- _EXERCISE BRIEF_
Faithfully return all lines, omitting every embedded picture.

++++++++++++++++++++

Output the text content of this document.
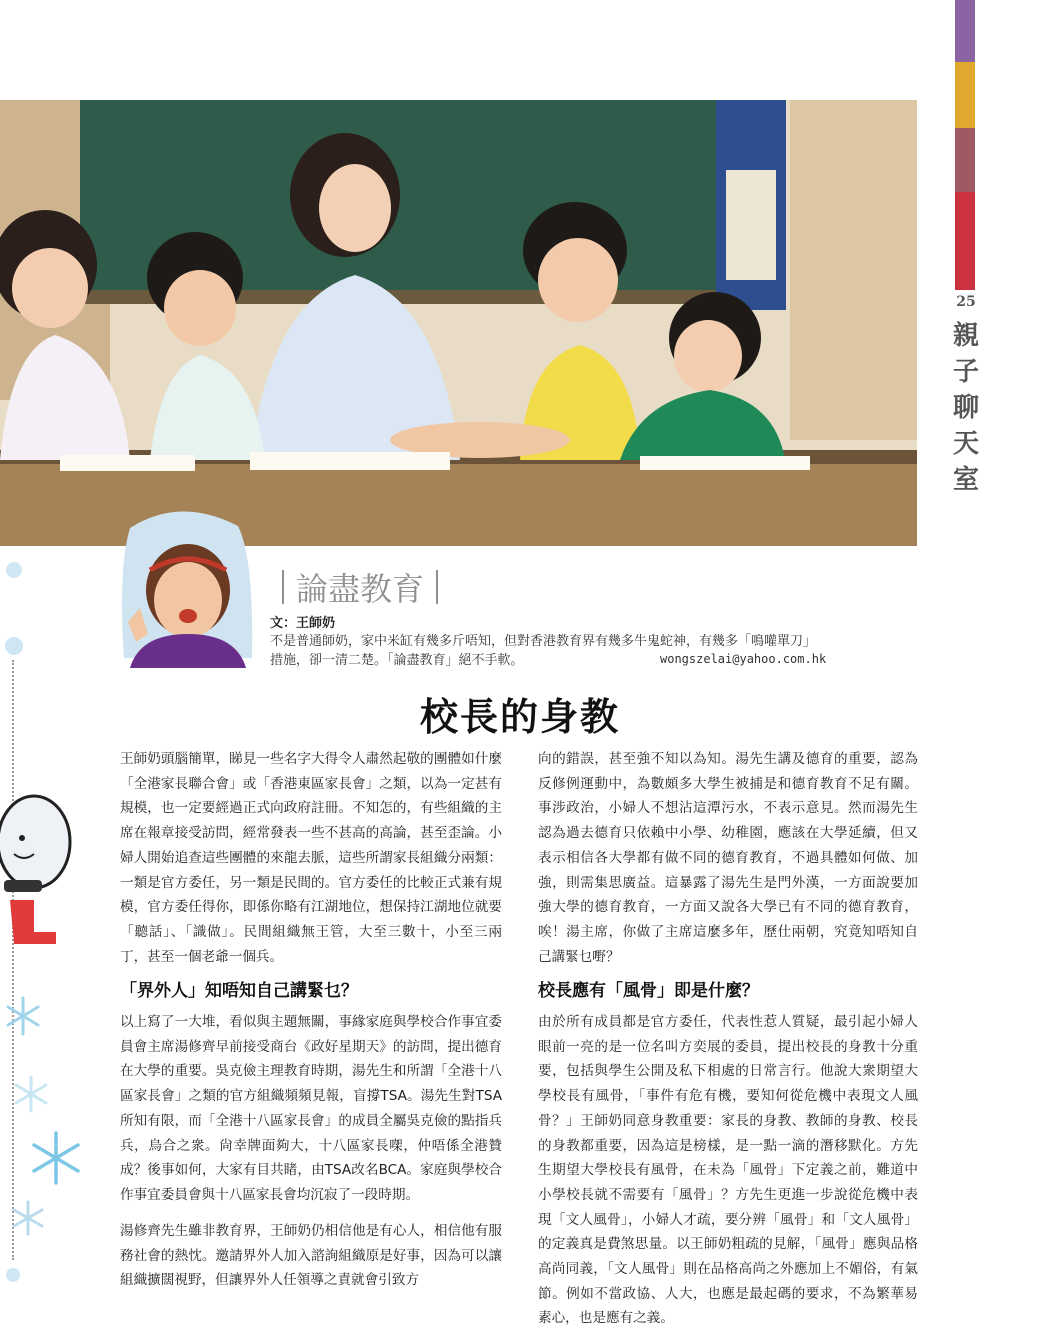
25
親子聊天室
論盡教育
文：王師奶
不是普通師奶，家中米缸有幾多斤唔知，但對香港教育界有幾多牛鬼蛇神，有幾多「鳴嚾單刀」措施，卻一清二楚。「論盡教育」絕不手軟。	wongszelai@yahoo.com.hk
校長的身教
王師奶頭腦簡單，睇見一些名字大得令人肅然起敬的團體如什麼「全港家長聯合會」或「香港東區家長會」之類，以為一定甚有規模，也一定要經過正式向政府註冊。不知怎的，有些組織的主席在報章接受訪問，經常發表一些不甚高的高論，甚至歪論。小婦人開始追查這些團體的來龍去脈，這些所謂家長組織分兩類：一類是官方委任，另一類是民間的。官方委任的比較正式兼有規模，官方委任得你，即係你略有江湖地位，想保持江湖地位就要「聽話」、「識做」。民間組織無王管，大至三數十，小至三兩丁，甚至一個老爺一個兵。
「界外人」知唔知自己講緊乜？
以上寫了一大堆，看似與主題無關，事緣家庭與學校合作事宜委員會主席湯修齊早前接受商台《政好星期天》的訪問，提出德育在大學的重要。吳克儉主理教育時期，湯先生和所謂「全港十八區家長會」之類的官方組織頻頻見報，盲撐TSA。湯先生對TSA所知有限，而「全港十八區家長會」的成員全屬吳克儉的點指兵兵，烏合之衆。尙幸牌面夠大，十八區家長㗎，仲唔係全港贊成？後事如何，大家有目共睹，由TSA改名BCA。家庭與學校合作事宜委員會與十八區家長會均沉寂了一段時期。
湯修齊先生雖非教育界，王師奶仍相信他是有心人，相信他有服務社會的熱忱。邀請界外人加入諮詢組織原是好事，因為可以讓組織擴闊視野，但讓界外人任領導之責就會引致方
向的錯誤，甚至強不知以為知。湯先生講及德育的重要，認為反修例運動中，為數頗多大學生被捕是和德育教育不足有關。事涉政治，小婦人不想沾這潭污水，不表示意見。然而湯先生認為過去德育只依賴中小學、幼稚園，應該在大學延續，但又表示相信各大學都有做不同的德育教育，不過具體如何做、加強，則需集思廣益。這暴露了湯先生是門外漢，一方面說要加強大學的德育教育，一方面又說各大學已有不同的德育教育，唉！湯主席，你做了主席這麼多年，歷仕兩朝，究竟知唔知自己講緊乜嘢？
校長應有「風骨」即是什麼？
由於所有成員都是官方委任，代表性惹人質疑，最引起小婦人眼前一亮的是一位名叫方奕展的委員，提出校長的身教十分重要，包括與學生公開及私下相處的日常言行。他說大衆期望大學校長有風骨，「事件有危有機，要知何從危機中表現文人風骨？」王師奶同意身教重要：家長的身教、教師的身教、校長的身教都重要，因為這是榜樣，是一點一滴的潛移默化。方先生期望大學校長有風骨，在未為「風骨」下定義之前，難道中小學校長就不需要有「風骨」？方先生更進一步說從危機中表現「文人風骨」，小婦人才疏，要分辨「風骨」和「文人風骨」的定義真是費煞思量。以王師奶粗疏的見解，「風骨」應與品格高尚同義，「文人風骨」則在品格高尚之外應加上不媚俗，有氣節。例如不當政協、人大，也應是最起碼的要求，不為繁華易素心，也是應有之義。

++++++++++++++++++++

- _EXERCISE OUTPUT_
Output the text content of this document.
25
親子聊天室
論盡教育
文：王師奶
不是普通師奶，家中米缸有幾多斤唔知，但對香港教育界有幾多牛鬼蛇神，有幾多「鳴嚾單刀」措施，卻一清二楚。「論盡教育」絕不手軟。	wongszelai@yahoo.com.hk
校長的身教
王師奶頭腦簡單，睇見一些名字大得令人肅然起敬的團體如什麼「全港家長聯合會」或「香港東區家長會」之類，以為一定甚有規模，也一定要經過正式向政府註冊。不知怎的，有些組織的主席在報章接受訪問，經常發表一些不甚高的高論，甚至歪論。小婦人開始追查這些團體的來龍去脈，這些所謂家長組織分兩類：一類是官方委任，另一類是民間的。官方委任的比較正式兼有規模，官方委任得你，即係你略有江湖地位，想保持江湖地位就要「聽話」、「識做」。民間組織無王管，大至三數十，小至三兩丁，甚至一個老爺一個兵。
「界外人」知唔知自己講緊乜？
以上寫了一大堆，看似與主題無關，事緣家庭與學校合作事宜委員會主席湯修齊早前接受商台《政好星期天》的訪問，提出德育在大學的重要。吳克儉主理教育時期，湯先生和所謂「全港十八區家長會」之類的官方組織頻頻見報，盲撐TSA。湯先生對TSA所知有限，而「全港十八區家長會」的成員全屬吳克儉的點指兵兵，烏合之衆。尙幸牌面夠大，十八區家長㗎，仲唔係全港贊成？後事如何，大家有目共睹，由TSA改名BCA。家庭與學校合作事宜委員會與十八區家長會均沉寂了一段時期。
湯修齊先生雖非教育界，王師奶仍相信他是有心人，相信他有服務社會的熱忱。邀請界外人加入諮詢組織原是好事，因為可以讓組織擴闊視野，但讓界外人任領導之責就會引致方
向的錯誤，甚至強不知以為知。湯先生講及德育的重要，認為反修例運動中，為數頗多大學生被捕是和德育教育不足有關。事涉政治，小婦人不想沾這潭污水，不表示意見。然而湯先生認為過去德育只依賴中小學、幼稚園，應該在大學延續，但又表示相信各大學都有做不同的德育教育，不過具體如何做、加強，則需集思廣益。這暴露了湯先生是門外漢，一方面說要加強大學的德育教育，一方面又說各大學已有不同的德育教育，唉！湯主席，你做了主席這麼多年，歷仕兩朝，究竟知唔知自己講緊乜嘢？
校長應有「風骨」即是什麼？
由於所有成員都是官方委任，代表性惹人質疑，最引起小婦人眼前一亮的是一位名叫方奕展的委員，提出校長的身教十分重要，包括與學生公開及私下相處的日常言行。他說大衆期望大學校長有風骨，「事件有危有機，要知何從危機中表現文人風骨？」王師奶同意身教重要：家長的身教、教師的身教、校長的身教都重要，因為這是榜樣，是一點一滴的潛移默化。方先生期望大學校長有風骨，在未為「風骨」下定義之前，難道中小學校長就不需要有「風骨」？方先生更進一步說從危機中表現「文人風骨」，小婦人才疏，要分辨「風骨」和「文人風骨」的定義真是費煞思量。以王師奶粗疏的見解，「風骨」應與品格高尚同義，「文人風骨」則在品格高尚之外應加上不媚俗，有氣節。例如不當政協、人大，也應是最起碼的要求，不為繁華易素心，也是應有之義。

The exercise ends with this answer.